_PROVIDED DATA_
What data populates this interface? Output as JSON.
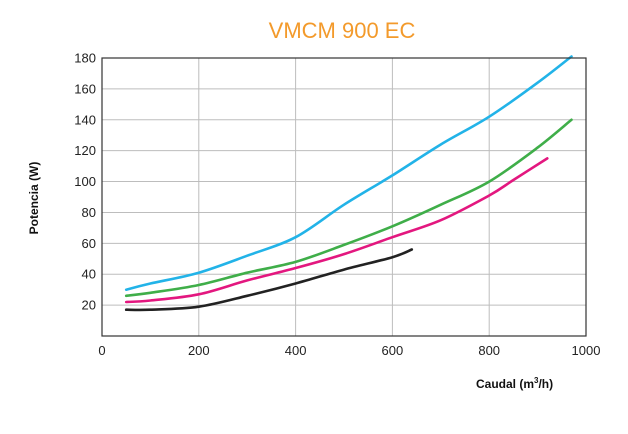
{
  "chart_data": {
    "type": "line",
    "title": "VMCM 900 EC",
    "xlabel": "Caudal (m",
    "xlabel_sup": "3",
    "xlabel_tail": "/h)",
    "ylabel": "Potencia (W)",
    "xlim": [
      0,
      1000
    ],
    "ylim": [
      0,
      180
    ],
    "xticks": [
      0,
      200,
      400,
      600,
      800,
      1000
    ],
    "yticks": [
      20,
      40,
      60,
      80,
      100,
      120,
      140,
      160,
      180
    ],
    "grid": true,
    "series": [
      {
        "color": "#22b3e8",
        "points": [
          [
            50,
            30
          ],
          [
            100,
            34
          ],
          [
            200,
            41
          ],
          [
            300,
            52
          ],
          [
            400,
            64
          ],
          [
            500,
            85
          ],
          [
            600,
            104
          ],
          [
            700,
            124
          ],
          [
            800,
            142
          ],
          [
            900,
            164
          ],
          [
            970,
            181
          ]
        ]
      },
      {
        "color": "#3fae49",
        "points": [
          [
            50,
            26
          ],
          [
            100,
            28
          ],
          [
            200,
            33
          ],
          [
            300,
            41
          ],
          [
            400,
            48
          ],
          [
            500,
            59
          ],
          [
            600,
            71
          ],
          [
            700,
            85
          ],
          [
            800,
            100
          ],
          [
            900,
            122
          ],
          [
            970,
            140
          ]
        ]
      },
      {
        "color": "#e3177f",
        "points": [
          [
            50,
            22
          ],
          [
            100,
            23
          ],
          [
            200,
            27
          ],
          [
            300,
            36
          ],
          [
            400,
            44
          ],
          [
            500,
            53
          ],
          [
            600,
            64
          ],
          [
            700,
            75
          ],
          [
            800,
            91
          ],
          [
            850,
            101
          ],
          [
            920,
            115
          ]
        ]
      },
      {
        "color": "#222222",
        "points": [
          [
            50,
            17
          ],
          [
            100,
            17
          ],
          [
            200,
            19
          ],
          [
            300,
            26
          ],
          [
            400,
            34
          ],
          [
            500,
            43
          ],
          [
            600,
            51
          ],
          [
            640,
            56
          ]
        ]
      }
    ]
  },
  "colors": {
    "title": "#f39a2b"
  }
}
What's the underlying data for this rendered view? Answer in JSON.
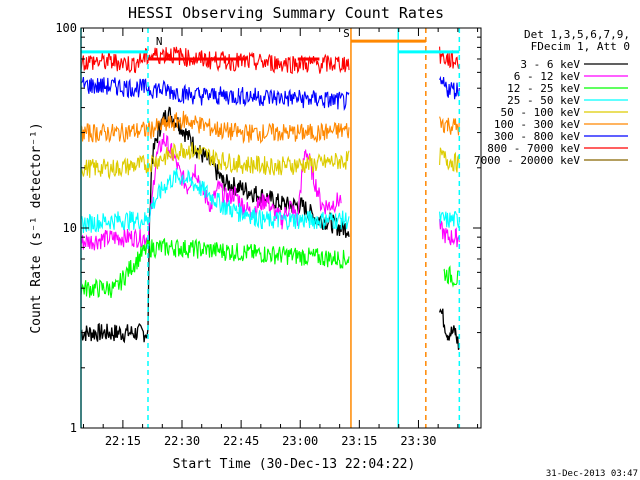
{
  "chart_data": {
    "type": "line",
    "title": "HESSI Observing Summary Count Rates",
    "xlabel": "Start Time (30-Dec-13 22:04:22)",
    "ylabel": "Count Rate (s⁻¹ detector⁻¹)",
    "y_scale": "log",
    "ylim": [
      1,
      100
    ],
    "xlim_minutes_after_start": [
      0,
      101.5
    ],
    "x_ticks": [
      {
        "label": "22:15",
        "minutes": 10.63
      },
      {
        "label": "22:30",
        "minutes": 25.63
      },
      {
        "label": "22:45",
        "minutes": 40.63
      },
      {
        "label": "23:00",
        "minutes": 55.63
      },
      {
        "label": "23:15",
        "minutes": 70.63
      },
      {
        "label": "23:30",
        "minutes": 85.63
      }
    ],
    "y_ticks": [
      {
        "label": "1",
        "value": 1
      },
      {
        "label": "10",
        "value": 10
      },
      {
        "label": "100",
        "value": 100
      }
    ],
    "legend": {
      "placement": "top-right",
      "header": [
        "Det 1,3,5,6,7,9,",
        "FDecim 1, Att 0"
      ]
    },
    "series": [
      {
        "name": "3 - 6 keV",
        "color": "#000000",
        "x": [
          0,
          9,
          17,
          18,
          20,
          22,
          25,
          28,
          30,
          33,
          36,
          40,
          44,
          48,
          52,
          56,
          58,
          60,
          62,
          64,
          66,
          68,
          89.5,
          91,
          93,
          95,
          96
        ],
        "y": [
          3,
          3,
          3,
          22,
          32,
          38,
          33,
          27,
          24,
          21,
          17,
          16,
          15,
          14,
          13,
          13,
          12,
          11,
          11,
          10.5,
          10,
          10,
          null,
          4,
          3,
          3,
          2.5
        ]
      },
      {
        "name": "6 - 12 keV",
        "color": "#ff00ff",
        "x": [
          0,
          9,
          17,
          18,
          19,
          21,
          23,
          25,
          27,
          29,
          31,
          33,
          35,
          37,
          39,
          41,
          43,
          45,
          47,
          49,
          51,
          53,
          55,
          56,
          57,
          59,
          61,
          63,
          66,
          89.5,
          91,
          93,
          95,
          96
        ],
        "y": [
          8.5,
          9,
          9,
          13,
          22,
          28,
          24,
          19,
          16,
          20,
          15,
          13,
          16,
          14,
          15,
          13,
          12,
          13,
          14,
          12,
          11,
          13,
          11,
          18,
          25,
          18,
          13,
          13,
          14,
          null,
          10,
          9,
          9,
          9
        ]
      },
      {
        "name": "12 - 25 keV",
        "color": "#00ff00",
        "x": [
          0,
          9,
          17,
          24,
          44,
          68,
          89.5,
          92,
          96
        ],
        "y": [
          5,
          5,
          8,
          8,
          7.5,
          7,
          null,
          6,
          5.5
        ]
      },
      {
        "name": "25 - 50 keV",
        "color": "#00ffff",
        "x": [
          0,
          9,
          17,
          18,
          20,
          22,
          24,
          26,
          28,
          30,
          32,
          34,
          36,
          38,
          40,
          42,
          44,
          46,
          48,
          50,
          52,
          54,
          56,
          58,
          60,
          62,
          64,
          66,
          68,
          89.5,
          91,
          93,
          96
        ],
        "y": [
          10.5,
          11,
          11,
          13,
          15,
          17,
          18,
          18,
          17,
          16,
          15,
          14,
          13,
          12.5,
          12,
          12,
          11.5,
          11,
          11,
          11,
          11,
          11,
          11,
          11,
          11,
          11,
          11,
          11,
          11,
          null,
          11,
          11,
          11
        ]
      },
      {
        "name": "50 - 100 keV",
        "color": "#ddcc00",
        "x": [
          0,
          9,
          17,
          22,
          26,
          30,
          35,
          40,
          50,
          60,
          68,
          89.5,
          91,
          93,
          96
        ],
        "y": [
          20,
          20,
          21,
          23,
          25,
          24,
          22,
          21,
          20.5,
          21,
          22,
          null,
          23,
          22,
          21
        ]
      },
      {
        "name": "100 - 300 keV",
        "color": "#ff8800",
        "x": [
          0,
          9,
          17,
          22,
          26,
          30,
          35,
          40,
          50,
          60,
          68,
          89.5,
          91,
          93,
          96
        ],
        "y": [
          30,
          30,
          31,
          33,
          35,
          33,
          31,
          30,
          30,
          30,
          31,
          null,
          34,
          33,
          32
        ]
      },
      {
        "name": "300 - 800 keV",
        "color": "#0000ff",
        "x": [
          0,
          9,
          17,
          22,
          26,
          30,
          35,
          40,
          50,
          60,
          68,
          89.5,
          91,
          93,
          96
        ],
        "y": [
          52,
          51,
          50,
          49,
          47,
          46,
          46,
          46,
          45,
          44,
          43,
          null,
          53,
          50,
          49
        ]
      },
      {
        "name": "800 - 7000 keV",
        "color": "#ff0000",
        "x": [
          0,
          9,
          13,
          17,
          22,
          26,
          30,
          35,
          40,
          50,
          60,
          68,
          89.5,
          91,
          93,
          96
        ],
        "y": [
          68,
          68,
          66,
          72,
          75,
          72,
          70,
          69,
          68,
          67,
          66,
          67,
          null,
          73,
          70,
          68
        ]
      },
      {
        "name": "7000 - 20000 keV",
        "color": "#886600",
        "x": [],
        "y": []
      }
    ],
    "markers": [
      {
        "type": "vertical-line",
        "x": 0,
        "color": "#00ffff",
        "style": "solid"
      },
      {
        "type": "vertical-line",
        "x": 17,
        "color": "#00ffff",
        "style": "dashed"
      },
      {
        "type": "vertical-line",
        "x": 68.5,
        "color": "#ff8800",
        "style": "solid"
      },
      {
        "type": "vertical-line",
        "x": 80.5,
        "color": "#00ffff",
        "style": "solid"
      },
      {
        "type": "vertical-line",
        "x": 87.5,
        "color": "#ff8800",
        "style": "dashed"
      },
      {
        "type": "vertical-line",
        "x": 96,
        "color": "#00ffff",
        "style": "dashed"
      }
    ],
    "flag_bars": [
      {
        "color": "#00ffff",
        "y": 76,
        "x": [
          [
            0,
            17
          ],
          [
            80.5,
            96
          ]
        ]
      },
      {
        "color": "#ff8800",
        "y": 86,
        "x": [
          [
            68.5,
            87.5
          ]
        ]
      },
      {
        "color": "#ff0000",
        "y": 70,
        "x": [
          [
            17,
            42
          ],
          [
            55,
            60.5
          ]
        ]
      }
    ],
    "annotations": [
      {
        "text": "S",
        "x": 66.5,
        "y": 90,
        "color": "#ff8800"
      },
      {
        "text": "N",
        "x": 19,
        "y": 82,
        "color": "#00ffff"
      }
    ]
  },
  "footer": {
    "timestamp": "31-Dec-2013 03:47"
  }
}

_WHAT IS BEING ASKED_
Which lines above hold the word "name"? Copy each of them.

_ANSWER TO THIS PROBLEM_
        "name": "3 - 6 keV",
        "name": "6 - 12 keV",
        "name": "12 - 25 keV",
        "name": "25 - 50 keV",
        "name": "50 - 100 keV",
        "name": "100 - 300 keV",
        "name": "300 - 800 keV",
        "name": "800 - 7000 keV",
        "name": "7000 - 20000 keV",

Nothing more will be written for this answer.